▸ **GIVEN INSTRUCTION**:
Render everything from the line containing "cat-photo-icon [24, 50, 469, 495]" down to the line containing "poem-paragraph: 相信有自信的生命与没自信的生命会有不一样的天地 [37, 705, 946, 806]", both included, as a Markdown table with the columns Row and Line. Number each row and omit blank lines from the data below.

▸ **DATASET ENTRIES**:
## BEGIN

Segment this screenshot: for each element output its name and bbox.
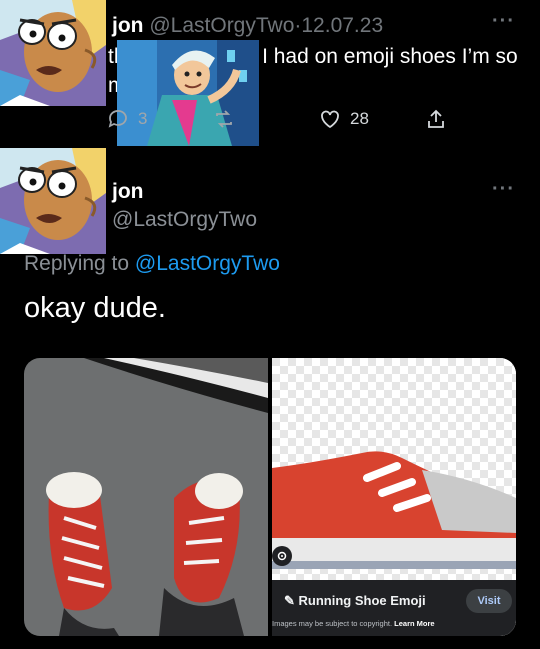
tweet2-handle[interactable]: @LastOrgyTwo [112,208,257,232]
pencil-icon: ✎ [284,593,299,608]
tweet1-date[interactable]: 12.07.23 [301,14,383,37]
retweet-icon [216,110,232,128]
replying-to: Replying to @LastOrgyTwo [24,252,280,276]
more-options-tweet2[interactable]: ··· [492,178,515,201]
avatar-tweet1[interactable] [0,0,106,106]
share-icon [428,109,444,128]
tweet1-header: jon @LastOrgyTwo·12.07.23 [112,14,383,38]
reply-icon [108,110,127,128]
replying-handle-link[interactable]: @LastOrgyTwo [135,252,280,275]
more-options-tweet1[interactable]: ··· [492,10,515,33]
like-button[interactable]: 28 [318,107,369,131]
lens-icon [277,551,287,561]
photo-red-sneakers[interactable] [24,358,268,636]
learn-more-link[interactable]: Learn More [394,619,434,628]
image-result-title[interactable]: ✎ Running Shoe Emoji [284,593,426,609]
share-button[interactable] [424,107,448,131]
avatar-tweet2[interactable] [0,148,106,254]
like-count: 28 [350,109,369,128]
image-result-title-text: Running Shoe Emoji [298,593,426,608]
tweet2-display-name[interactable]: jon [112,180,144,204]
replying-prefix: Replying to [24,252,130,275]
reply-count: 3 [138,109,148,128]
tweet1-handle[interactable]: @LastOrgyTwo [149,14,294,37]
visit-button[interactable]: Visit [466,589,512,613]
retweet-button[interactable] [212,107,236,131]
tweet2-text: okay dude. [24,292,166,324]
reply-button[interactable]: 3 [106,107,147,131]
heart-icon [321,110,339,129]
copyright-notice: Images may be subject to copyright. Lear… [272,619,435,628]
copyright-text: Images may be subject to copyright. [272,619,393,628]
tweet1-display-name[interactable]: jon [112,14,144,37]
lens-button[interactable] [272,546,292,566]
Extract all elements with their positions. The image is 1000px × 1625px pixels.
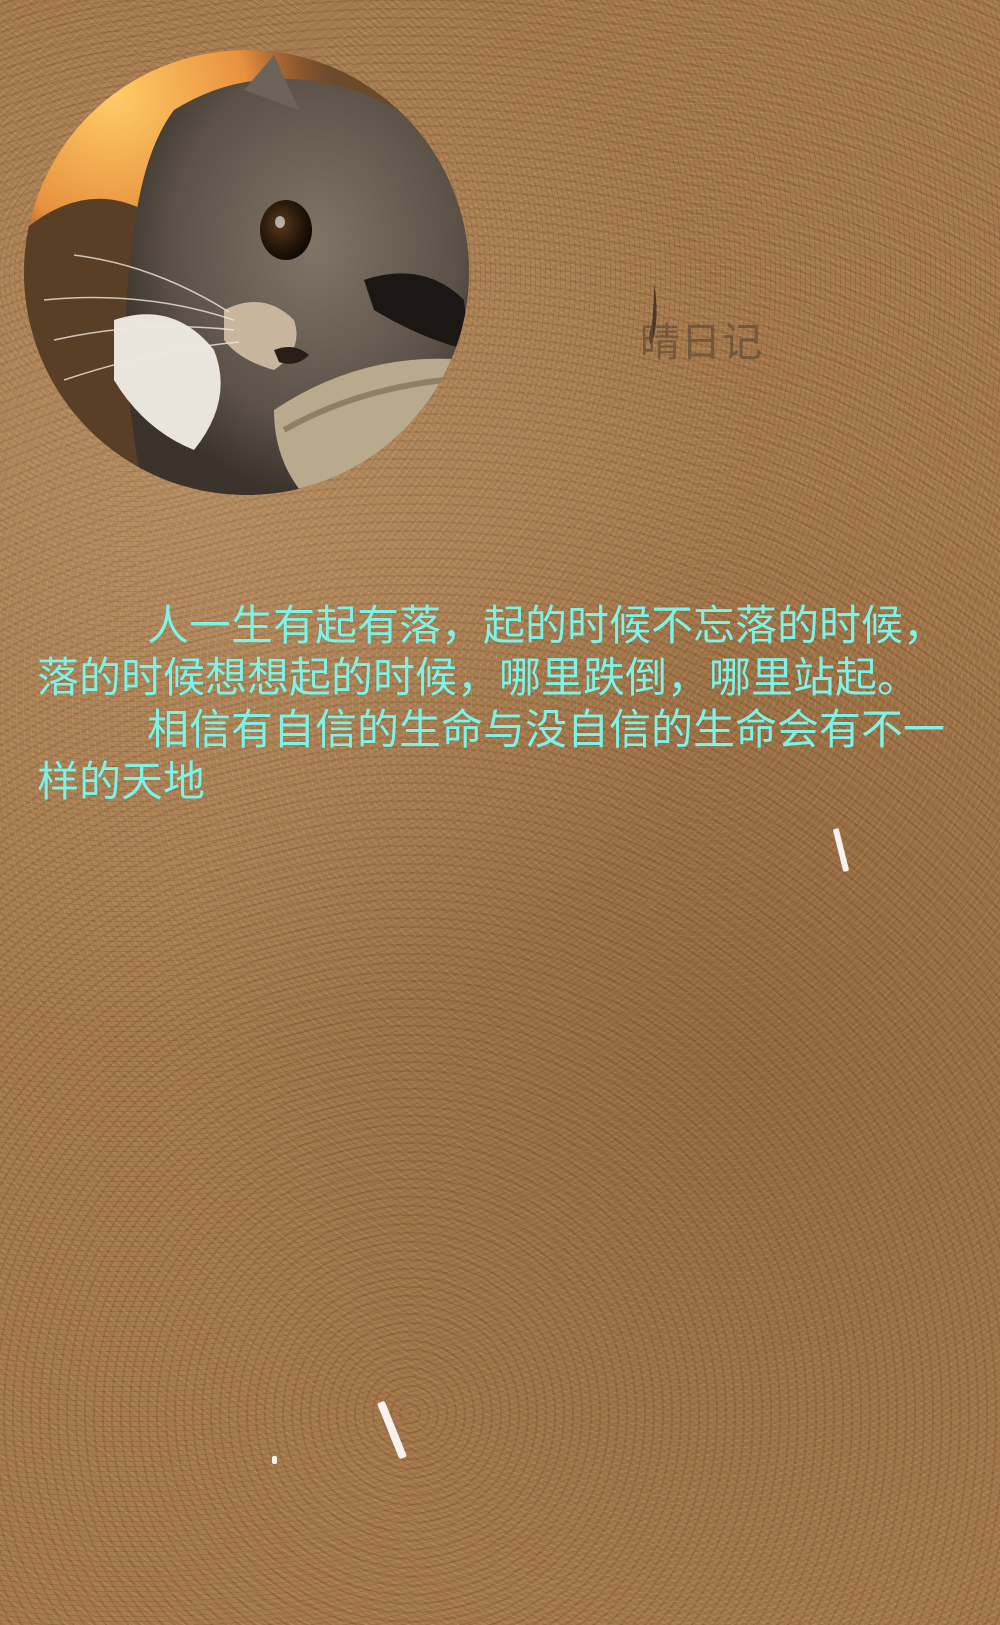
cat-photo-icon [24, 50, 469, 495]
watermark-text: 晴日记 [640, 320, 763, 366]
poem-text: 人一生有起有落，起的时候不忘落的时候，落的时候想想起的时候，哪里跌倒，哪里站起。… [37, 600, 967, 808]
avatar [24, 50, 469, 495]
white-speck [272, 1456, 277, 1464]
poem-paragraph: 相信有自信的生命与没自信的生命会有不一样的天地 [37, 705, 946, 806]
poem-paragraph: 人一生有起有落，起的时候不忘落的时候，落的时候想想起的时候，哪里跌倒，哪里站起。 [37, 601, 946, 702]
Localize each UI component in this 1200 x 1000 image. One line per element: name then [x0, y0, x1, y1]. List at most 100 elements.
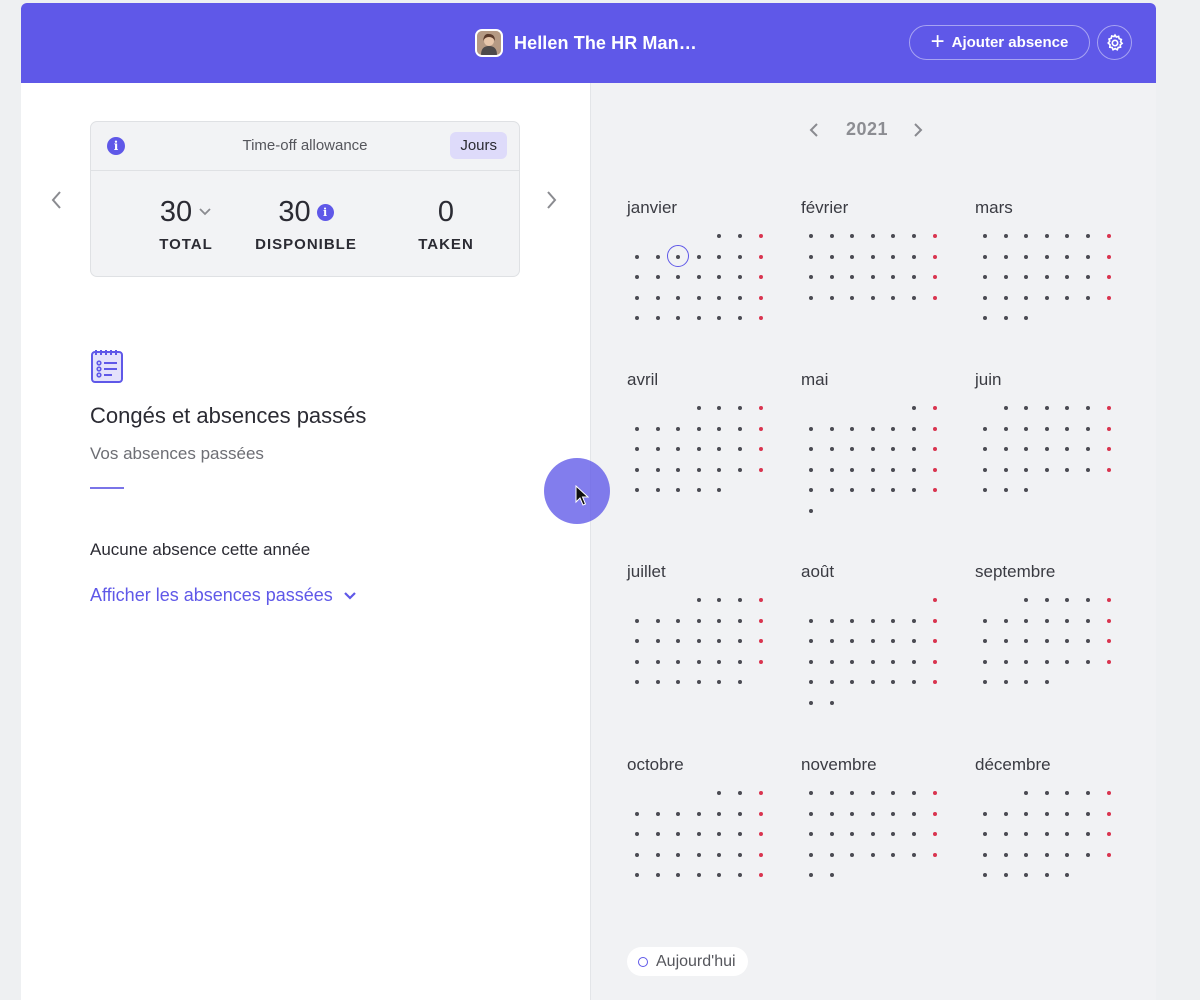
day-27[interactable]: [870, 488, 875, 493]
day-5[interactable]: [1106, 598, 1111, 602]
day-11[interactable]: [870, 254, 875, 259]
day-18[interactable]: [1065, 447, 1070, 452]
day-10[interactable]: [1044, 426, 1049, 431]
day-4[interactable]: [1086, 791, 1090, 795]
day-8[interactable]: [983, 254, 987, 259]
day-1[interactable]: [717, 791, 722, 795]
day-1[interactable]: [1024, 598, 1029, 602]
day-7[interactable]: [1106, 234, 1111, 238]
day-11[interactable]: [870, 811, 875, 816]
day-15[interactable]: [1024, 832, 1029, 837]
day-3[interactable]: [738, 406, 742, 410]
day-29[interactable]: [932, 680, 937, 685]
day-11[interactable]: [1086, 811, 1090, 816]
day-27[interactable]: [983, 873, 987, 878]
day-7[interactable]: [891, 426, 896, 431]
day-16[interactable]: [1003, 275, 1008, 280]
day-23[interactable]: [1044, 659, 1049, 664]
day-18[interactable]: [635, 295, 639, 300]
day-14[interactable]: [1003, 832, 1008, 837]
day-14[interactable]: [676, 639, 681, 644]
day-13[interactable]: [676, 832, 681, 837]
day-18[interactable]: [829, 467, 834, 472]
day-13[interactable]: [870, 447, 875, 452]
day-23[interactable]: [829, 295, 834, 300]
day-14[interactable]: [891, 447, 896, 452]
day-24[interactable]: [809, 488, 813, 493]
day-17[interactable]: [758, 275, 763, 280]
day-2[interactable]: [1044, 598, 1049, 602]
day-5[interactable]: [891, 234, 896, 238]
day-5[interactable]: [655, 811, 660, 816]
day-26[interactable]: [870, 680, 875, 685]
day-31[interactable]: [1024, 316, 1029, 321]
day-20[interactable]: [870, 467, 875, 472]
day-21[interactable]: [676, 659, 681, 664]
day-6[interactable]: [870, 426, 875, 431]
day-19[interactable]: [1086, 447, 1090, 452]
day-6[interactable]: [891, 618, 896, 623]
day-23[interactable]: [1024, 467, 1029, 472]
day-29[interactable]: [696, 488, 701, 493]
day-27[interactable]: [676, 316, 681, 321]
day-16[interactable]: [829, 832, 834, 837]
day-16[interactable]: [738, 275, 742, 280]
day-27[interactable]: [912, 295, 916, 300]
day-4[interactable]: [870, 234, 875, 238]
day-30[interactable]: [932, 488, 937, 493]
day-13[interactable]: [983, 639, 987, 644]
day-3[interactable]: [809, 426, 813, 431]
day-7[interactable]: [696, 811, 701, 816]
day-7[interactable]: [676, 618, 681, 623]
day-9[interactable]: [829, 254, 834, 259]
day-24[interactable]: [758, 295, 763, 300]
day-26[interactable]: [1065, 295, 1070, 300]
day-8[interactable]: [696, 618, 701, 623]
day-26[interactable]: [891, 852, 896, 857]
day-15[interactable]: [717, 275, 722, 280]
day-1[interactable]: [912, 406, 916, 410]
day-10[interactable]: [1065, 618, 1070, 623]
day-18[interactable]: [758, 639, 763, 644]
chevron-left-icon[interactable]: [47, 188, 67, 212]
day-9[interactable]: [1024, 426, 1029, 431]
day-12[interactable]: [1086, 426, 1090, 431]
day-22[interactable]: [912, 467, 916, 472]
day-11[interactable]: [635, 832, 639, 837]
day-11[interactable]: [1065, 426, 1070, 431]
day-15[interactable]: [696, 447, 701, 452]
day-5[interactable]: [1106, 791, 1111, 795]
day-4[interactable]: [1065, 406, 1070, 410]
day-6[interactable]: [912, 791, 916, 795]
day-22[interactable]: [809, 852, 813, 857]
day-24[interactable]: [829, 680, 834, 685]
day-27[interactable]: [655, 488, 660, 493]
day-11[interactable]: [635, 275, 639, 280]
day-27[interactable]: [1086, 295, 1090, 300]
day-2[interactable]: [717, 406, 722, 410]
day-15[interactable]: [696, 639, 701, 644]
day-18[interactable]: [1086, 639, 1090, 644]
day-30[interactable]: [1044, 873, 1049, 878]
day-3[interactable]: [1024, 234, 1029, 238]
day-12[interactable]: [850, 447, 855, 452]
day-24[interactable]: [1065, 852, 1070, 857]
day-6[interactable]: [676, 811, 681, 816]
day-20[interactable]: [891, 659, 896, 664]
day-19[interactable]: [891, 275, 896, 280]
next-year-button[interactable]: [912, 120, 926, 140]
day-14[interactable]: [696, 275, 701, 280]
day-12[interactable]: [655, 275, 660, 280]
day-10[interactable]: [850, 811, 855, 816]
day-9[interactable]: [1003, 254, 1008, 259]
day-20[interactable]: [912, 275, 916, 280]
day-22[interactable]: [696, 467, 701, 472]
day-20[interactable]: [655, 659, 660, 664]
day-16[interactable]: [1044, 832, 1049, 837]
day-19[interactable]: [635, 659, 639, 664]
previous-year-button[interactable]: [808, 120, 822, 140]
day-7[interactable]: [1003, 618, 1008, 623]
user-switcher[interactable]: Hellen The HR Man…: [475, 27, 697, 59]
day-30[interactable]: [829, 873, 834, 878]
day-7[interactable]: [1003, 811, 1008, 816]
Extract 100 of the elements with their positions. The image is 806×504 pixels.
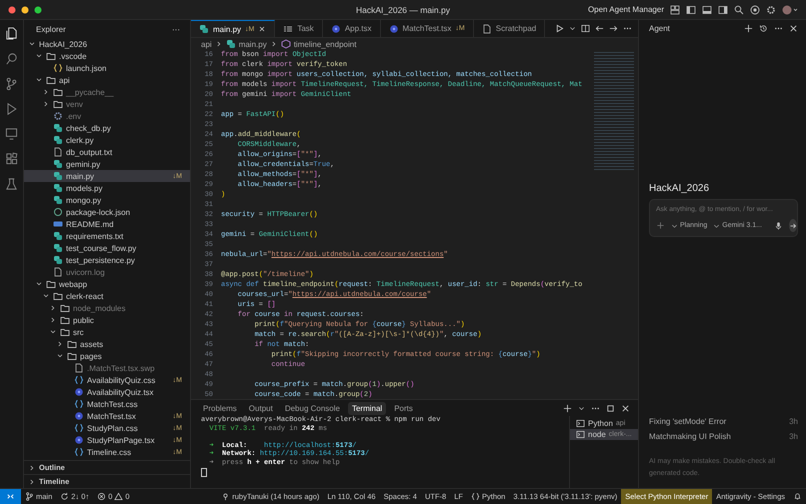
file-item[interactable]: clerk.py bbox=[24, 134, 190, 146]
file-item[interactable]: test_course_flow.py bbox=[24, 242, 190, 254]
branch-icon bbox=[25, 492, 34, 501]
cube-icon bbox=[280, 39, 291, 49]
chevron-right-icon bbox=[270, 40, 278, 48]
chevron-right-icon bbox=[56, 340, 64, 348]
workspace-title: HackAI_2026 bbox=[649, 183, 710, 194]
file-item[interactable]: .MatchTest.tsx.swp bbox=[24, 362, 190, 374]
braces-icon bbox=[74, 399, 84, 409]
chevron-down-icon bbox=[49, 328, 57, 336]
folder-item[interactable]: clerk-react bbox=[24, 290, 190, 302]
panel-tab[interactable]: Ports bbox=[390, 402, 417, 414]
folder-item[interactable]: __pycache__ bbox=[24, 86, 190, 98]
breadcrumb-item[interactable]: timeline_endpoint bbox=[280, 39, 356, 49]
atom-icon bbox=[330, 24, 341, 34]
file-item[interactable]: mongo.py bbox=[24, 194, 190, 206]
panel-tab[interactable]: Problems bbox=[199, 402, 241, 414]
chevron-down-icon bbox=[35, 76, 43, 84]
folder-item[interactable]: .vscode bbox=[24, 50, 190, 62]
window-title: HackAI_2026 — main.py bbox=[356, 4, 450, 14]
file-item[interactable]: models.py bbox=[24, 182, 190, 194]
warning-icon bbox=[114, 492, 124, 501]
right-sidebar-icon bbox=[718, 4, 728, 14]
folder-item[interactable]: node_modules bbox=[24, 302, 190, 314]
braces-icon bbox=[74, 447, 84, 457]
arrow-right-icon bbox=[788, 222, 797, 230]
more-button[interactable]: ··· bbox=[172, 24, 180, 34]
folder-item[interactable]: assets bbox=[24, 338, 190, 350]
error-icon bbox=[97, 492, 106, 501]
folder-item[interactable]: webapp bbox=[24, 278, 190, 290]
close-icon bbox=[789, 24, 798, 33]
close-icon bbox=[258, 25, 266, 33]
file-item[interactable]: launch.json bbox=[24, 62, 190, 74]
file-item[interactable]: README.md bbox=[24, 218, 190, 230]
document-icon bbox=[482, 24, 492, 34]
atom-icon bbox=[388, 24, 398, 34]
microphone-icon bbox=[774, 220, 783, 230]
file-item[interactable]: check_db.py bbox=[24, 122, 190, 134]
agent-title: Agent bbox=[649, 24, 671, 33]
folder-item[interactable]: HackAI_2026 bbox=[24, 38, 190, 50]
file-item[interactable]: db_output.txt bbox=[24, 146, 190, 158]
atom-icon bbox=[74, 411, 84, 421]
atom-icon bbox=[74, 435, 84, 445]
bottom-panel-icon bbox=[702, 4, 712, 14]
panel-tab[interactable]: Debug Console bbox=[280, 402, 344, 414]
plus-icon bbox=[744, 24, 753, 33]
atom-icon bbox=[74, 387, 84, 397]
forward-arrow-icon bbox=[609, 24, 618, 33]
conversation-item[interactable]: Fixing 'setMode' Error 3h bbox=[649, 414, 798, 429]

## END

▸ **REPLY TO THE EXERCISE**:
| Row | Line |
|---|---|
| 1 | cat-photo-icon [24, 50, 469, 495] |
| 2 | watermark-text: 晴日记 [640, 320, 763, 366] |
| 3 | poem-text: 人一生有起有落，起的时候不忘落的时候，落的时候想想起的时候，哪里跌倒，哪里站起。… [37, 600, 967, 808] |
| 4 | avatar [24, 50, 469, 495] |
| 5 | white-speck [272, 1456, 277, 1464] |
| 6 | poem-paragraph: 相信有自信的生命与没自信的生命会有不一样的天地 [37, 705, 946, 806] |